───── Data provided

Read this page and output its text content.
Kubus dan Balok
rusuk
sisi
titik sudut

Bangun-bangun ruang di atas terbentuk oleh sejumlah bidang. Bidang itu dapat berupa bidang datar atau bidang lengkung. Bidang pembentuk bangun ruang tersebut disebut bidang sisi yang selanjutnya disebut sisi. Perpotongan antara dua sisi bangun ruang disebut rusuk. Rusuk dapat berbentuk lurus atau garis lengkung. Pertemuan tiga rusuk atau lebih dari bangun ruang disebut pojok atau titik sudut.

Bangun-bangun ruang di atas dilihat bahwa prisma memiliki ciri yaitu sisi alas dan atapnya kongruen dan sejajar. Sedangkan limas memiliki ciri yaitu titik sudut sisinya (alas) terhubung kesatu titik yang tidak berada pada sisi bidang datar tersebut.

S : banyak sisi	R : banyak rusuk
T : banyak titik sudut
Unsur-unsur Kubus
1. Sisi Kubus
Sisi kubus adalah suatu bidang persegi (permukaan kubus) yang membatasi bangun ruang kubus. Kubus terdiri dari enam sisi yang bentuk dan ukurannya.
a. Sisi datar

──────────

> _Work required_
Return all of the entries word for word.

> _Exercise solution_
Read this page and output its text content.
Kubus dan Balok
rusuk
sisi
titik sudut

Bangun-bangun ruang di atas terbentuk oleh sejumlah bidang. Bidang itu dapat berupa bidang datar atau bidang lengkung. Bidang pembentuk bangun ruang tersebut disebut bidang sisi yang selanjutnya disebut sisi. Perpotongan antara dua sisi bangun ruang disebut rusuk. Rusuk dapat berbentuk lurus atau garis lengkung. Pertemuan tiga rusuk atau lebih dari bangun ruang disebut pojok atau titik sudut.

Bangun-bangun ruang di atas dilihat bahwa prisma memiliki ciri yaitu sisi alas dan atapnya kongruen dan sejajar. Sedangkan limas memiliki ciri yaitu titik sudut sisinya (alas) terhubung kesatu titik yang tidak berada pada sisi bidang datar tersebut.

S : banyak sisi	R : banyak rusuk
T : banyak titik sudut
Unsur-unsur Kubus
1. Sisi Kubus
Sisi kubus adalah suatu bidang persegi (permukaan kubus) yang membatasi bangun ruang kubus. Kubus terdiri dari enam sisi yang bentuk dan ukurannya.
a. Sisi datar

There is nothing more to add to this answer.